>> Begin

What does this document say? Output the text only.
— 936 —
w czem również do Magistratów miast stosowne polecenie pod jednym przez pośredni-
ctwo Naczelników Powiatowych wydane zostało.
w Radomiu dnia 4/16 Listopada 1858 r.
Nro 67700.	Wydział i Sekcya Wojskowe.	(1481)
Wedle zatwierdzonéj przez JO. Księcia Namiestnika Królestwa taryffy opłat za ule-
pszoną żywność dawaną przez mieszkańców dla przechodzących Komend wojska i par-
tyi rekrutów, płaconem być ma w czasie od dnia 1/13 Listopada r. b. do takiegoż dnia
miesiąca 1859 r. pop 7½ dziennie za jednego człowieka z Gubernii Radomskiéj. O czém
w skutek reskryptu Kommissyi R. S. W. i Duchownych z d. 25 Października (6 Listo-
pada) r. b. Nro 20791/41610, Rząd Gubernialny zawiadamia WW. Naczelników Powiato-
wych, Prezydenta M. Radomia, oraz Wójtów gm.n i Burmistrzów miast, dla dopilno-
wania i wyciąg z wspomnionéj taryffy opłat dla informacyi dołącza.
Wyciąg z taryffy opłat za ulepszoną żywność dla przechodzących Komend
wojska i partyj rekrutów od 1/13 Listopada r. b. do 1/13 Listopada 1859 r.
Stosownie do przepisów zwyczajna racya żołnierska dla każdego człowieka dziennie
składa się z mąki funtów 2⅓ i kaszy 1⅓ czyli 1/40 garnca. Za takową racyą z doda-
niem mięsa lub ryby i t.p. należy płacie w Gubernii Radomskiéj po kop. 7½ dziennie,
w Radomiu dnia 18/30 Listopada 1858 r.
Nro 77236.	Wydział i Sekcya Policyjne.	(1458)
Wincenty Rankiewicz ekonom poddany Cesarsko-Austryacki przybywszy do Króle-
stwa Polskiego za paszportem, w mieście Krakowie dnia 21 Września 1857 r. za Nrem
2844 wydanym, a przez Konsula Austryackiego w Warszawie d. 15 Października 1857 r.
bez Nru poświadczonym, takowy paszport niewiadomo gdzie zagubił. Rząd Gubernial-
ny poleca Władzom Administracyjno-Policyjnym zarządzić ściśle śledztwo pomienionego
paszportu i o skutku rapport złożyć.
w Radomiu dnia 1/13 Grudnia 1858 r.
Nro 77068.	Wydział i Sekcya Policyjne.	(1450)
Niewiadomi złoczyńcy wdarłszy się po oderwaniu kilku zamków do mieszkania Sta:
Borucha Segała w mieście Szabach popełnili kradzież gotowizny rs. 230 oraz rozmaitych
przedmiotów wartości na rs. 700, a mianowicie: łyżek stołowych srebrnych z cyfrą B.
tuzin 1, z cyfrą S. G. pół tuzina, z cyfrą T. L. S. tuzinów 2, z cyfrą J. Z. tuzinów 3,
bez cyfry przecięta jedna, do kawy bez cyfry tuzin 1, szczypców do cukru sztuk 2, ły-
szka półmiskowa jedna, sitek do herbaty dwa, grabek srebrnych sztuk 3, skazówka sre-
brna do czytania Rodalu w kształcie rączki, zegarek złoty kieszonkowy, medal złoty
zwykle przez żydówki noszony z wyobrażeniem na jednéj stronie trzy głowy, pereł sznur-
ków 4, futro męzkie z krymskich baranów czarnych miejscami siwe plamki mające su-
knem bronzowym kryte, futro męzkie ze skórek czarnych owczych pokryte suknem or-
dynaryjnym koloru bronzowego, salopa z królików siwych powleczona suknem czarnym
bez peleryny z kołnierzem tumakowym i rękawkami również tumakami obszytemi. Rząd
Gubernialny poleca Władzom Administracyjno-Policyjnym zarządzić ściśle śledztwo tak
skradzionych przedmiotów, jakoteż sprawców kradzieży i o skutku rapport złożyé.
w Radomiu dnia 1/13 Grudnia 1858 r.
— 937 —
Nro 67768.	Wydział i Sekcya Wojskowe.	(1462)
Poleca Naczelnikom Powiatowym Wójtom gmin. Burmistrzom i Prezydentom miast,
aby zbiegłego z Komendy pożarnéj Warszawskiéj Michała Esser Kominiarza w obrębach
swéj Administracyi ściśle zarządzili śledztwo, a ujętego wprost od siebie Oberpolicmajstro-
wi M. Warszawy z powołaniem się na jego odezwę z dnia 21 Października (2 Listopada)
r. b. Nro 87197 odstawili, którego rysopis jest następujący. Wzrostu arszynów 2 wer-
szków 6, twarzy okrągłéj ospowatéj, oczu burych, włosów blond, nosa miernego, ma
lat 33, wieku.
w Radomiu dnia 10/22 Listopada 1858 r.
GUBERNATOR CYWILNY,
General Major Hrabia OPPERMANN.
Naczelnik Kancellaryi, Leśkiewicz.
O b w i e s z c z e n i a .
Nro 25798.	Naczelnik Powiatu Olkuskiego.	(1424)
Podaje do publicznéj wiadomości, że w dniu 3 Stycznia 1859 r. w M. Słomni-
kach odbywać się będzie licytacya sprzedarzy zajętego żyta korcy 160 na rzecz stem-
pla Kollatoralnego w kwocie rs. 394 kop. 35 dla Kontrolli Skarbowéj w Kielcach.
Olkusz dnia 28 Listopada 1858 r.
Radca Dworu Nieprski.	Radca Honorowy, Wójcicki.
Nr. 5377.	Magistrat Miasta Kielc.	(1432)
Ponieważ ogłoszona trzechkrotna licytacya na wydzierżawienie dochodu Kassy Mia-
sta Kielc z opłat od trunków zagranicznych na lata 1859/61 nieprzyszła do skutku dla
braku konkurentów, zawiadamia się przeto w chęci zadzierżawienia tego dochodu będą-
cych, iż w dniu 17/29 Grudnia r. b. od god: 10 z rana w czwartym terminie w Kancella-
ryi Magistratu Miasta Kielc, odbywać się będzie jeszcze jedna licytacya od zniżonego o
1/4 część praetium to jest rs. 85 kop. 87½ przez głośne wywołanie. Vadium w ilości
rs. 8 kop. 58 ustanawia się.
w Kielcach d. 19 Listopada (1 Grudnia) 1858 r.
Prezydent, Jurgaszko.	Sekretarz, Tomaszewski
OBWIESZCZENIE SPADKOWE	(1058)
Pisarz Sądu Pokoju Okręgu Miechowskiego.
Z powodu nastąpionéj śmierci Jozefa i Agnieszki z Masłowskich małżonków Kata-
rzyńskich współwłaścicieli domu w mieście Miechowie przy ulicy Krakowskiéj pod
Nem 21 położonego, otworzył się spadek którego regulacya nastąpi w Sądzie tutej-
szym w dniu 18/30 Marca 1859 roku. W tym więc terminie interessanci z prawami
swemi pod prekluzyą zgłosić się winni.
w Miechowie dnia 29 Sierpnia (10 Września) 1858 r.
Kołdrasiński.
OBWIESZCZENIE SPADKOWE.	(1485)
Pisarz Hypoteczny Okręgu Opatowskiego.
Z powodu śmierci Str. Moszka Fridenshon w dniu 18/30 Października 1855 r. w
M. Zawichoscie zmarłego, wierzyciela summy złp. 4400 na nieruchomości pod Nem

>> End

EXERCISE AIM.
Return the listing above word for word.

COMPLETED TASK.
What does this document say? Output the text only.
— 936 —
w czem również do Magistratów miast stosowne polecenie pod jednym przez pośredni-
ctwo Naczelników Powiatowych wydane zostało.
w Radomiu dnia 4/16 Listopada 1858 r.
Nro 67700.	Wydział i Sekcya Wojskowe.	(1481)
Wedle zatwierdzonéj przez JO. Księcia Namiestnika Królestwa taryffy opłat za ule-
pszoną żywność dawaną przez mieszkańców dla przechodzących Komend wojska i par-
tyi rekrutów, płaconem być ma w czasie od dnia 1/13 Listopada r. b. do takiegoż dnia
miesiąca 1859 r. pop 7½ dziennie za jednego człowieka z Gubernii Radomskiéj. O czém
w skutek reskryptu Kommissyi R. S. W. i Duchownych z d. 25 Października (6 Listo-
pada) r. b. Nro 20791/41610, Rząd Gubernialny zawiadamia WW. Naczelników Powiato-
wych, Prezydenta M. Radomia, oraz Wójtów gm.n i Burmistrzów miast, dla dopilno-
wania i wyciąg z wspomnionéj taryffy opłat dla informacyi dołącza.
Wyciąg z taryffy opłat za ulepszoną żywność dla przechodzących Komend
wojska i partyj rekrutów od 1/13 Listopada r. b. do 1/13 Listopada 1859 r.
Stosownie do przepisów zwyczajna racya żołnierska dla każdego człowieka dziennie
składa się z mąki funtów 2⅓ i kaszy 1⅓ czyli 1/40 garnca. Za takową racyą z doda-
niem mięsa lub ryby i t.p. należy płacie w Gubernii Radomskiéj po kop. 7½ dziennie,
w Radomiu dnia 18/30 Listopada 1858 r.
Nro 77236.	Wydział i Sekcya Policyjne.	(1458)
Wincenty Rankiewicz ekonom poddany Cesarsko-Austryacki przybywszy do Króle-
stwa Polskiego za paszportem, w mieście Krakowie dnia 21 Września 1857 r. za Nrem
2844 wydanym, a przez Konsula Austryackiego w Warszawie d. 15 Października 1857 r.
bez Nru poświadczonym, takowy paszport niewiadomo gdzie zagubił. Rząd Gubernial-
ny poleca Władzom Administracyjno-Policyjnym zarządzić ściśle śledztwo pomienionego
paszportu i o skutku rapport złożyć.
w Radomiu dnia 1/13 Grudnia 1858 r.
Nro 77068.	Wydział i Sekcya Policyjne.	(1450)
Niewiadomi złoczyńcy wdarłszy się po oderwaniu kilku zamków do mieszkania Sta:
Borucha Segała w mieście Szabach popełnili kradzież gotowizny rs. 230 oraz rozmaitych
przedmiotów wartości na rs. 700, a mianowicie: łyżek stołowych srebrnych z cyfrą B.
tuzin 1, z cyfrą S. G. pół tuzina, z cyfrą T. L. S. tuzinów 2, z cyfrą J. Z. tuzinów 3,
bez cyfry przecięta jedna, do kawy bez cyfry tuzin 1, szczypców do cukru sztuk 2, ły-
szka półmiskowa jedna, sitek do herbaty dwa, grabek srebrnych sztuk 3, skazówka sre-
brna do czytania Rodalu w kształcie rączki, zegarek złoty kieszonkowy, medal złoty
zwykle przez żydówki noszony z wyobrażeniem na jednéj stronie trzy głowy, pereł sznur-
ków 4, futro męzkie z krymskich baranów czarnych miejscami siwe plamki mające su-
knem bronzowym kryte, futro męzkie ze skórek czarnych owczych pokryte suknem or-
dynaryjnym koloru bronzowego, salopa z królików siwych powleczona suknem czarnym
bez peleryny z kołnierzem tumakowym i rękawkami również tumakami obszytemi. Rząd
Gubernialny poleca Władzom Administracyjno-Policyjnym zarządzić ściśle śledztwo tak
skradzionych przedmiotów, jakoteż sprawców kradzieży i o skutku rapport złożyé.
w Radomiu dnia 1/13 Grudnia 1858 r.
— 937 —
Nro 67768.	Wydział i Sekcya Wojskowe.	(1462)
Poleca Naczelnikom Powiatowym Wójtom gmin. Burmistrzom i Prezydentom miast,
aby zbiegłego z Komendy pożarnéj Warszawskiéj Michała Esser Kominiarza w obrębach
swéj Administracyi ściśle zarządzili śledztwo, a ujętego wprost od siebie Oberpolicmajstro-
wi M. Warszawy z powołaniem się na jego odezwę z dnia 21 Października (2 Listopada)
r. b. Nro 87197 odstawili, którego rysopis jest następujący. Wzrostu arszynów 2 wer-
szków 6, twarzy okrągłéj ospowatéj, oczu burych, włosów blond, nosa miernego, ma
lat 33, wieku.
w Radomiu dnia 10/22 Listopada 1858 r.
GUBERNATOR CYWILNY,
General Major Hrabia OPPERMANN.
Naczelnik Kancellaryi, Leśkiewicz.
O b w i e s z c z e n i a .
Nro 25798.	Naczelnik Powiatu Olkuskiego.	(1424)
Podaje do publicznéj wiadomości, że w dniu 3 Stycznia 1859 r. w M. Słomni-
kach odbywać się będzie licytacya sprzedarzy zajętego żyta korcy 160 na rzecz stem-
pla Kollatoralnego w kwocie rs. 394 kop. 35 dla Kontrolli Skarbowéj w Kielcach.
Olkusz dnia 28 Listopada 1858 r.
Radca Dworu Nieprski.	Radca Honorowy, Wójcicki.
Nr. 5377.	Magistrat Miasta Kielc.	(1432)
Ponieważ ogłoszona trzechkrotna licytacya na wydzierżawienie dochodu Kassy Mia-
sta Kielc z opłat od trunków zagranicznych na lata 1859/61 nieprzyszła do skutku dla
braku konkurentów, zawiadamia się przeto w chęci zadzierżawienia tego dochodu będą-
cych, iż w dniu 17/29 Grudnia r. b. od god: 10 z rana w czwartym terminie w Kancella-
ryi Magistratu Miasta Kielc, odbywać się będzie jeszcze jedna licytacya od zniżonego o
1/4 część praetium to jest rs. 85 kop. 87½ przez głośne wywołanie. Vadium w ilości
rs. 8 kop. 58 ustanawia się.
w Kielcach d. 19 Listopada (1 Grudnia) 1858 r.
Prezydent, Jurgaszko.	Sekretarz, Tomaszewski
OBWIESZCZENIE SPADKOWE	(1058)
Pisarz Sądu Pokoju Okręgu Miechowskiego.
Z powodu nastąpionéj śmierci Jozefa i Agnieszki z Masłowskich małżonków Kata-
rzyńskich współwłaścicieli domu w mieście Miechowie przy ulicy Krakowskiéj pod
Nem 21 położonego, otworzył się spadek którego regulacya nastąpi w Sądzie tutej-
szym w dniu 18/30 Marca 1859 roku. W tym więc terminie interessanci z prawami
swemi pod prekluzyą zgłosić się winni.
w Miechowie dnia 29 Sierpnia (10 Września) 1858 r.
Kołdrasiński.
OBWIESZCZENIE SPADKOWE.	(1485)
Pisarz Hypoteczny Okręgu Opatowskiego.
Z powodu śmierci Str. Moszka Fridenshon w dniu 18/30 Października 1855 r. w
M. Zawichoscie zmarłego, wierzyciela summy złp. 4400 na nieruchomości pod Nem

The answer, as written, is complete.